■ WHAT IS NEEDED
Count the lines in the data below where the string "panel" occurs, please, and give the number alone.

— START OF PROVIDED RECORDS —

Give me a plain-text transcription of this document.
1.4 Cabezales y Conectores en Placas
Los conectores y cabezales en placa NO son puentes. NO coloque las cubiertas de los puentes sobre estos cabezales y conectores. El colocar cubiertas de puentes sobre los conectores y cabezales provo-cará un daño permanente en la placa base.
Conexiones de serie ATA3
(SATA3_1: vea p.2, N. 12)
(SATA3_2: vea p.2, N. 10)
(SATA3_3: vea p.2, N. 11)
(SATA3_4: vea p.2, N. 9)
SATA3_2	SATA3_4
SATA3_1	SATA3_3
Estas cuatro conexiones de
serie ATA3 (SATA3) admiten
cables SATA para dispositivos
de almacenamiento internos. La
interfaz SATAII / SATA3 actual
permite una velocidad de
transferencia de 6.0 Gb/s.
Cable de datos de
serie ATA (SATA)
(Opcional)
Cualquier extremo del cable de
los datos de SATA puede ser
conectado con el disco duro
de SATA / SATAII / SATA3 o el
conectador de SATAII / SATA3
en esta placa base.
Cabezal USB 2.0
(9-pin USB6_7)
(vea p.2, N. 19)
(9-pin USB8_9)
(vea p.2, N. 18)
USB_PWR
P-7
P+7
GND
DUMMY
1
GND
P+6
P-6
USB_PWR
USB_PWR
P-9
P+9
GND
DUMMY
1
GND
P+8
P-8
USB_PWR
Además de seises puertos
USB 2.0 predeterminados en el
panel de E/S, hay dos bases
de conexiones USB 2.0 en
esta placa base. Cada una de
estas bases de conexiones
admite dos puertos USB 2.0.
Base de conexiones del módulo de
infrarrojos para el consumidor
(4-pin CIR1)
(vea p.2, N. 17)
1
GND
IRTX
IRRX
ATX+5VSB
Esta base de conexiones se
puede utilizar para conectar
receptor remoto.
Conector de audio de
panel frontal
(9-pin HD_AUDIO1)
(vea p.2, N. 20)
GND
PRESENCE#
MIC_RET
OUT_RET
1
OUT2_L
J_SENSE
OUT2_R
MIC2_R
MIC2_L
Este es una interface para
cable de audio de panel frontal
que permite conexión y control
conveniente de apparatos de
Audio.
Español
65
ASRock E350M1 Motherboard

— END OF PROVIDED RECORDS —

■ COMPLETE OUTPUT
3